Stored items
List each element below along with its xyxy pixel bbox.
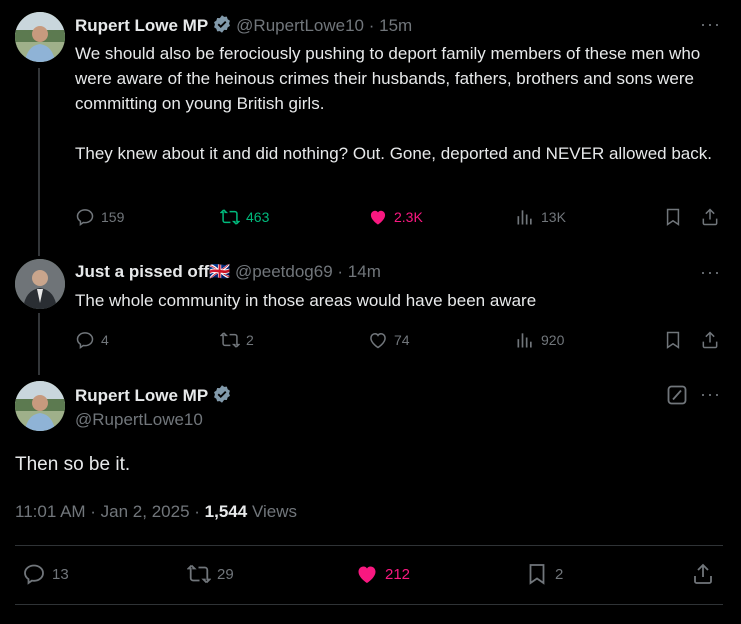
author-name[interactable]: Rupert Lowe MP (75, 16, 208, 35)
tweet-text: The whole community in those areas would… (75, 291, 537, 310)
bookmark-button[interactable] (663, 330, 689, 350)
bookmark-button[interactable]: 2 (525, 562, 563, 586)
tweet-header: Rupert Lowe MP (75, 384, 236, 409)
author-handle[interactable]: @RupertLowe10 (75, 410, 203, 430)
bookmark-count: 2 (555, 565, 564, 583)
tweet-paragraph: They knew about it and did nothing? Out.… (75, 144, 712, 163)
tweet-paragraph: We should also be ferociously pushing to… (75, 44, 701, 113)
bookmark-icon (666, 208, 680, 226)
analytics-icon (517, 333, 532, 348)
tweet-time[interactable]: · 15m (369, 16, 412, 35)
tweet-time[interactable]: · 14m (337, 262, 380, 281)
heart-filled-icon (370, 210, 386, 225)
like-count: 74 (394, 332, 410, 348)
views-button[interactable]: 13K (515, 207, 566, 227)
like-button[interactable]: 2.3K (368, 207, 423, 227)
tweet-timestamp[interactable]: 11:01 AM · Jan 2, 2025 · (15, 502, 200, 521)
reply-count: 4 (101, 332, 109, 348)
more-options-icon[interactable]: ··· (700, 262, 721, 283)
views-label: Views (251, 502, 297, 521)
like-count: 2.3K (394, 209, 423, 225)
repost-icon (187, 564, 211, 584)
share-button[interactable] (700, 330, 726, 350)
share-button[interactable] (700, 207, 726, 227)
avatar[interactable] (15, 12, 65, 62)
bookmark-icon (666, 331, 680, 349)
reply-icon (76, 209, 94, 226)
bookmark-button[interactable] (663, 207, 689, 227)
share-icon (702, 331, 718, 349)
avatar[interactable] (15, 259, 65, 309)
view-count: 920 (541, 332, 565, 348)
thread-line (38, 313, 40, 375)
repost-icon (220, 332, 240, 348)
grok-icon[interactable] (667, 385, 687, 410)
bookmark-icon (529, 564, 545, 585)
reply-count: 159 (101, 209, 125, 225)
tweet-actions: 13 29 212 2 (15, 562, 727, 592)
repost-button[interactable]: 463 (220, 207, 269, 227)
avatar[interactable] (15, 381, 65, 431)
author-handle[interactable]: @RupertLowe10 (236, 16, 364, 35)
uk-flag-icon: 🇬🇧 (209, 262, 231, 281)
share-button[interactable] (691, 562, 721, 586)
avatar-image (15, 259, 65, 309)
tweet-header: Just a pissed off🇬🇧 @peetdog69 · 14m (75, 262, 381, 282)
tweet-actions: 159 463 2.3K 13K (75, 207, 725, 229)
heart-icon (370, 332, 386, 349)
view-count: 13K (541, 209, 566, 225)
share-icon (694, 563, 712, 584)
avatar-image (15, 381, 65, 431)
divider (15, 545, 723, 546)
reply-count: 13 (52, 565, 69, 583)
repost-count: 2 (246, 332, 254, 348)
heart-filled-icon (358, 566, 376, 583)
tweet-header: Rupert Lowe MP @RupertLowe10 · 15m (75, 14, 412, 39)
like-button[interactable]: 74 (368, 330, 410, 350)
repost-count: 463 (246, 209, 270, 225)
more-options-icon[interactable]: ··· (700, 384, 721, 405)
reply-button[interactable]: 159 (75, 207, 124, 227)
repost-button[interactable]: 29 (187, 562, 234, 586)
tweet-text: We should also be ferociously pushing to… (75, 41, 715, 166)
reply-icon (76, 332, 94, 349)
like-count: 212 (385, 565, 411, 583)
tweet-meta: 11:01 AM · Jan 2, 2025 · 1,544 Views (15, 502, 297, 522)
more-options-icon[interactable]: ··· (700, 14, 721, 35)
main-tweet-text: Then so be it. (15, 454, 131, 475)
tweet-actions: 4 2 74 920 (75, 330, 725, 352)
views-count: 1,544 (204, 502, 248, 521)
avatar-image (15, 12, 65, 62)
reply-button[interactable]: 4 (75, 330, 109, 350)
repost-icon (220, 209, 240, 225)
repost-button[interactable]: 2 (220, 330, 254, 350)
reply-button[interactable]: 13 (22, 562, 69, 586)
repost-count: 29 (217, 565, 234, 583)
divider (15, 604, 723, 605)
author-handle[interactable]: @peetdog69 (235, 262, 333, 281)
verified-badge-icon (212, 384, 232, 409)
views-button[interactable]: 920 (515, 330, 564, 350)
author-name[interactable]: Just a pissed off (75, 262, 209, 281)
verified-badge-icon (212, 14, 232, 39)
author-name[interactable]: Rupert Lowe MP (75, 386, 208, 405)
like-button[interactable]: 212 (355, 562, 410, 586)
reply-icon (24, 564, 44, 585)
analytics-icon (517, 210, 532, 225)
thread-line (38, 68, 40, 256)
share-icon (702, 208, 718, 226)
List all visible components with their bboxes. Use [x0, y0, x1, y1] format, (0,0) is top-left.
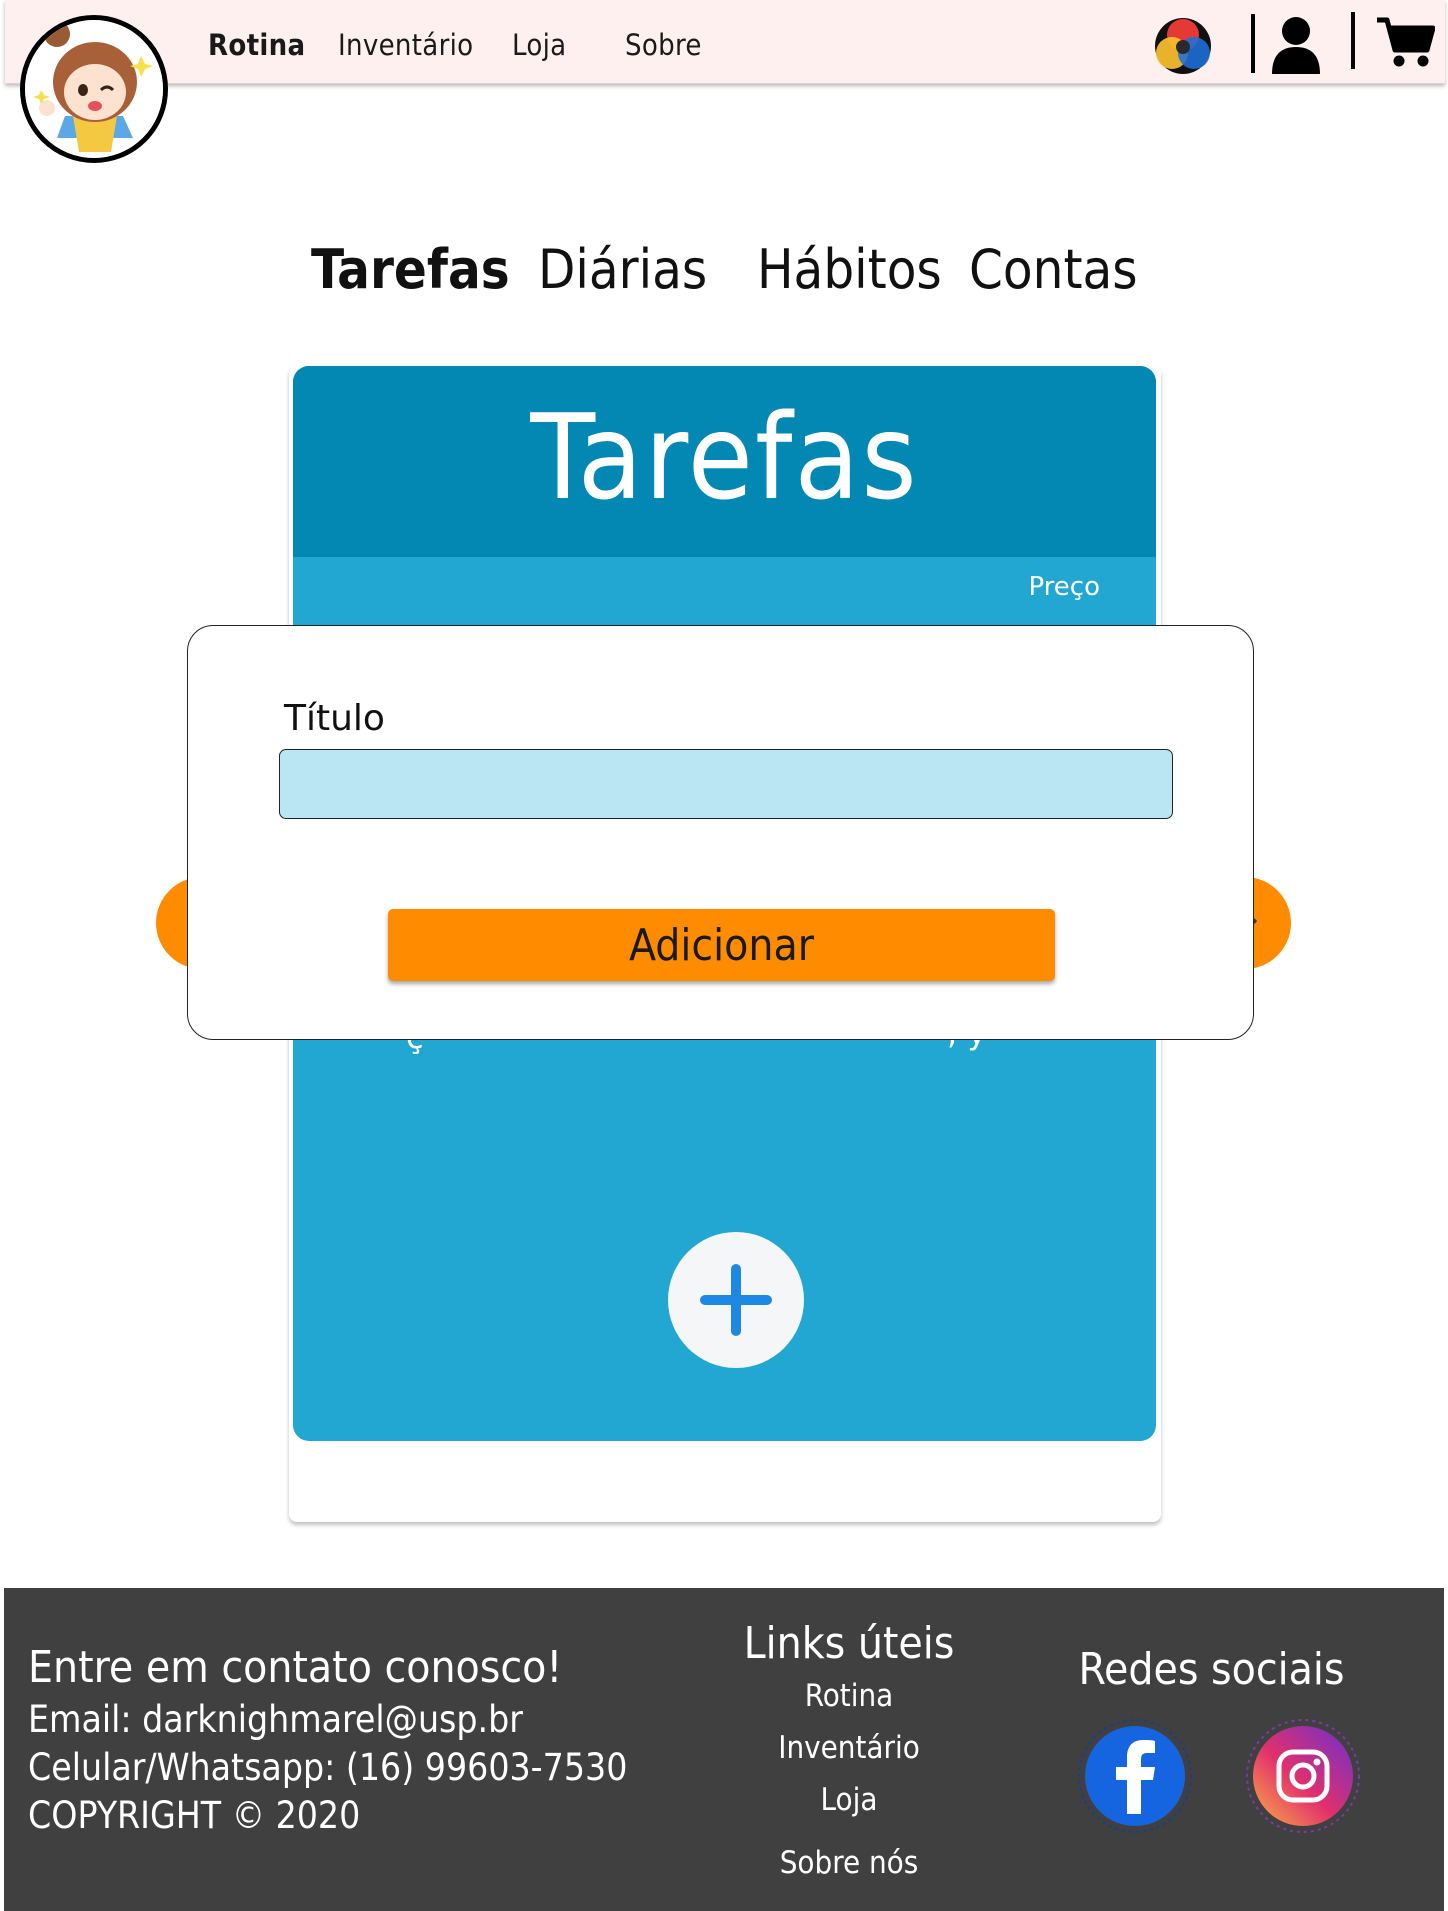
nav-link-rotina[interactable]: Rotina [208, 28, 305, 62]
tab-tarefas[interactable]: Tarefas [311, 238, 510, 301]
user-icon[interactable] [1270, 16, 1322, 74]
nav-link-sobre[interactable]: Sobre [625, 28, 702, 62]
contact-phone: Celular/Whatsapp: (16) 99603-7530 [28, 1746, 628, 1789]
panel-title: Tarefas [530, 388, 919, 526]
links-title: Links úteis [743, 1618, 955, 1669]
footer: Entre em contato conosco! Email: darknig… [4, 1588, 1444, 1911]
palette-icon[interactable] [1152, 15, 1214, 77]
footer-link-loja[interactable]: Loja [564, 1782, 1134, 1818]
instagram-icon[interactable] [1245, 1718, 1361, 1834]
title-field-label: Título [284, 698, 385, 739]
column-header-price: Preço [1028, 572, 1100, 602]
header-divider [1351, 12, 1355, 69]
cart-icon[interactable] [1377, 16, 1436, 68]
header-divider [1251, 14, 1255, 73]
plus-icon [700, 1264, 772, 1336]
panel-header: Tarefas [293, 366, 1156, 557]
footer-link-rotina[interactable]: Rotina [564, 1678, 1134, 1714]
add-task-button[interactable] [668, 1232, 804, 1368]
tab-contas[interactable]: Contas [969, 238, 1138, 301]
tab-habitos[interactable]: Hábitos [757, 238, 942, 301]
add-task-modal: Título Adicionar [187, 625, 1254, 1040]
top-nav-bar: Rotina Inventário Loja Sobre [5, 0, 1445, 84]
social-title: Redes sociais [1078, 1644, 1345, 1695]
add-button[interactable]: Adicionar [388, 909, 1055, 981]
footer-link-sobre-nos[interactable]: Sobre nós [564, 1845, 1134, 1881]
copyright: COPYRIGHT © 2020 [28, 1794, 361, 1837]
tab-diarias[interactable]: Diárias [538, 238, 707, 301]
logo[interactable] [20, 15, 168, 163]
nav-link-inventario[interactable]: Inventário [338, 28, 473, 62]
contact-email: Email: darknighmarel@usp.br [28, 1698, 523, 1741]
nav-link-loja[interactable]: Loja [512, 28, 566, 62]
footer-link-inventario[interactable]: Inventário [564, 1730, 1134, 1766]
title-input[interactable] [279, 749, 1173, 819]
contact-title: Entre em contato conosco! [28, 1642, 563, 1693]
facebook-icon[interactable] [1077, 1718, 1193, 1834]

- INSTRUCTIONS FOR THE TASK
Recast every line of the entries above as a Markdown table with the columns "No." and "Line," numbering the rows in order and leaving out blank lines. Leave the pictures out of your answer.

- SOLVED EXERCISE
| No. | Line |
|---|---|
| 1 | List each element below along with its xyxy pixel bbox. |
| 2 | author-name[interactable]: Rupert Lowe MP (75, 16, 208, 35) |
| 3 | tweet-text: The whole community in those areas would… (75, 291, 537, 310) |
| 4 | bookmark-button[interactable] (663, 330, 689, 350) |
| 5 | bookmark-button[interactable]: 2 (525, 562, 563, 586) |
| 6 | tweet-header: Rupert Lowe MP (75, 384, 236, 409) |
| 7 | author-handle[interactable]: @RupertLowe10 (75, 410, 203, 430) |
| 8 | bookmark-count: 2 (555, 565, 564, 583) |
| 9 | tweet-paragraph: They knew about it and did nothing? Out.… (75, 144, 712, 163) |
| 10 | tweet-paragraph: We should also be ferociously pushing to… (75, 44, 701, 113) |
| 11 | bookmark-icon (666, 208, 680, 226) |
| 12 | analytics-icon (517, 333, 532, 348) |
| 13 | tweet-time[interactable]: · 15m (369, 16, 412, 35) |
| 14 | tweet-time[interactable]: · 14m (337, 262, 380, 281) |
| 15 | heart-filled-icon (370, 210, 386, 225) |
| 16 | like-count: 74 (394, 332, 410, 348) |
| 17 | views-button[interactable]: 13K (515, 207, 566, 227) |
| 18 | like-button[interactable]: 2.3K (368, 207, 423, 227) |
| 19 | tweet-timestamp[interactable]: 11:01 AM · Jan 2, 2025 · (15, 502, 200, 521) |
| 20 | reply-count: 4 (101, 332, 109, 348) |
| 21 | more-options-icon[interactable]: ··· (700, 262, 721, 283) |
| 22 | views-label: Views (251, 502, 297, 521) |
| 23 | like-count: 2.3K (394, 209, 423, 225) |
| 24 | repost-icon (187, 564, 211, 584) |
| 25 | share-button[interactable] (700, 330, 726, 350) |
| 26 | share-button[interactable] (700, 207, 726, 227) |
| 27 | avatar[interactable] (15, 12, 65, 62) |
| 28 | bookmark-icon (666, 331, 680, 349) |
| 29 | reply-icon (76, 209, 94, 226) |
| 30 | bookmark-button[interactable] (663, 207, 689, 227) |
| 31 | share-icon (702, 331, 718, 349) |
| 32 | avatar[interactable] (15, 259, 65, 309) |
| 33 | view-count: 920 (541, 332, 565, 348) |
| 34 | thread-line (38, 313, 40, 375) |
| 35 | repost-icon (220, 332, 240, 348) |
| 36 | grok-icon[interactable] (667, 385, 687, 410) |
| 37 | bookmark-icon (529, 564, 545, 585) |
| 38 | reply-count: 159 (101, 209, 125, 225) |
| 39 | tweet-actions: 13 29 212 2 (15, 562, 727, 592) |
| 40 | repost-button[interactable]: 463 (220, 207, 269, 227) |
| 41 | avatar[interactable] (15, 381, 65, 431) |
| 42 | author-handle[interactable]: @RupertLowe10 (236, 16, 364, 35) |
| 43 | uk-flag-icon: 🇬🇧 (209, 262, 231, 281) |
| 44 | share-button[interactable] (691, 562, 721, 586) |
| 45 | avatar-image (15, 259, 65, 309) |
| 46 | tweet-header: Just a pissed off🇬🇧 @peetdog69 · 14m (75, 262, 381, 282) |
| 47 | tweet-actions: 159 463 2.3K 13K (75, 207, 725, 229) |
| 48 | heart-icon (370, 332, 386, 349) |
| 49 | view-count: 13K (541, 209, 566, 225) |
| 50 | share-icon (694, 563, 712, 584) |
| 51 | avatar-image (15, 381, 65, 431) |
| 52 | divider (15, 545, 723, 546) |
| 53 | reply-count: 13 (52, 565, 69, 583) |
| 54 | repost-count: 2 (246, 332, 254, 348) |
| 55 | heart-filled-icon (358, 566, 376, 583) |
| 56 | tweet-header: Rupert Lowe MP @RupertLowe10 · 15m (75, 14, 412, 39) |
| 57 | like-button[interactable]: 74 (368, 330, 410, 350) |
| 58 | repost-count: 463 (246, 209, 270, 225) |
| 59 | more-options-icon[interactable]: ··· (700, 384, 721, 405) |
| 60 | reply-button[interactable]: 159 (75, 207, 124, 227) |
| 61 | repost-button[interactable]: 29 (187, 562, 234, 586) |
| 62 | tweet-text: We should also be ferociously pushing to… (75, 41, 715, 166) |
| 63 | reply-icon (76, 332, 94, 349) |
| 64 | like-count: 212 (385, 565, 411, 583) |
| 65 | tweet-meta: 11:01 AM · Jan 2, 2025 · 1,544 Views (15, 502, 297, 522) |
| 66 | more-options-icon[interactable]: ··· (700, 14, 721, 35) |
| 67 | main-tweet-text: Then so be it. (15, 454, 131, 475) |
| 68 | tweet-actions: 4 2 74 920 (75, 330, 725, 352) |
| 69 | views-count: 1,544 (204, 502, 248, 521) |
| 70 | avatar-image (15, 12, 65, 62) |
| 71 | reply-button[interactable]: 4 (75, 330, 109, 350) |
| 72 | repost-icon (220, 209, 240, 225) |
| 73 | repost-button[interactable]: 2 (220, 330, 254, 350) |
| 74 | reply-button[interactable]: 13 (22, 562, 69, 586) |
| 75 | repost-count: 29 (217, 565, 234, 583) |
| 76 | divider (15, 604, 723, 605) |
| 77 | author-handle[interactable]: @peetdog69 (235, 262, 333, 281) |
| 78 | verified-badge-icon (212, 384, 232, 409) |
| 79 | views-button[interactable]: 920 (515, 330, 564, 350) |
| 80 | author-name[interactable]: Just a pissed off (75, 262, 209, 281) |
| 81 | verified-badge-icon (212, 14, 232, 39) |
| 82 | author-name[interactable]: Rupert Lowe MP (75, 386, 208, 405) |
| 83 | like-button[interactable]: 212 (355, 562, 410, 586) |
| 84 | reply-icon (24, 564, 44, 585) |
| 85 | analytics-icon (517, 210, 532, 225) |
| 86 | thread-line (38, 68, 40, 256) |
| 87 | share-icon (702, 208, 718, 226) |
| 88 | List all visible components with their bboxes. Use [x0, y0, x1, y1] format, (0,0) is top-left. |
| 89 | nav-link-rotina[interactable]: Rotina [208, 28, 305, 62] |
| 90 | tab-tarefas[interactable]: Tarefas [311, 238, 510, 301] |
| 91 | user-icon[interactable] [1270, 16, 1322, 74] |
| 92 | nav-link-sobre[interactable]: Sobre [625, 28, 702, 62] |
| 93 | contact-phone: Celular/Whatsapp: (16) 99603-7530 [28, 1746, 628, 1789] |
| 94 | panel-title: Tarefas [530, 388, 919, 526] |
| 95 | links-title: Links úteis [743, 1618, 955, 1669] |
| 96 | footer: Entre em contato conosco! Email: darknig… [4, 1588, 1444, 1911] |
| 97 | palette-icon[interactable] [1152, 15, 1214, 77] |
| 98 | footer-link-loja[interactable]: Loja [564, 1782, 1134, 1818] |
| 99 | instagram-icon[interactable] [1245, 1718, 1361, 1834] |
| 100 | title-field-label: Título [284, 698, 385, 739] |
| 101 | column-header-price: Preço [1028, 572, 1100, 602] |
| 102 | header-divider [1351, 12, 1355, 69] |
| 103 | cart-icon[interactable] [1377, 16, 1436, 68] |
| 104 | header-divider [1251, 14, 1255, 73] |
| 105 | plus-icon [700, 1264, 772, 1336] |
| 106 | panel-header: Tarefas [293, 366, 1156, 557] |
| 107 | footer-link-rotina[interactable]: Rotina [564, 1678, 1134, 1714] |
| 108 | add-task-button[interactable] [668, 1232, 804, 1368] |
| 109 | tab-contas[interactable]: Contas [969, 238, 1138, 301] |
| 110 | tab-habitos[interactable]: Hábitos [757, 238, 942, 301] |
| 111 | add-task-modal: Título Adicionar [187, 625, 1254, 1040] |
| 112 | top-nav-bar: Rotina Inventário Loja Sobre [5, 0, 1445, 84] |
| 113 | social-title: Redes sociais [1078, 1644, 1345, 1695] |
| 114 | add-button[interactable]: Adicionar [388, 909, 1055, 981] |
| 115 | footer-link-sobre-nos[interactable]: Sobre nós [564, 1845, 1134, 1881] |
| 116 | copyright: COPYRIGHT © 2020 [28, 1794, 361, 1837] |
| 117 | tab-diarias[interactable]: Diárias [538, 238, 707, 301] |
| 118 | logo[interactable] [20, 15, 168, 163] |
| 119 | nav-link-inventario[interactable]: Inventário [338, 28, 473, 62] |
| 120 | contact-email: Email: darknighmarel@usp.br [28, 1698, 523, 1741] |
| 121 | nav-link-loja[interactable]: Loja [512, 28, 566, 62] |
| 122 | footer-link-inventario[interactable]: Inventário [564, 1730, 1134, 1766] |
| 123 | title-input[interactable] [279, 749, 1173, 819] |
| 124 | contact-title: Entre em contato conosco! [28, 1642, 563, 1693] |
| 125 | facebook-icon[interactable] [1077, 1718, 1193, 1834] |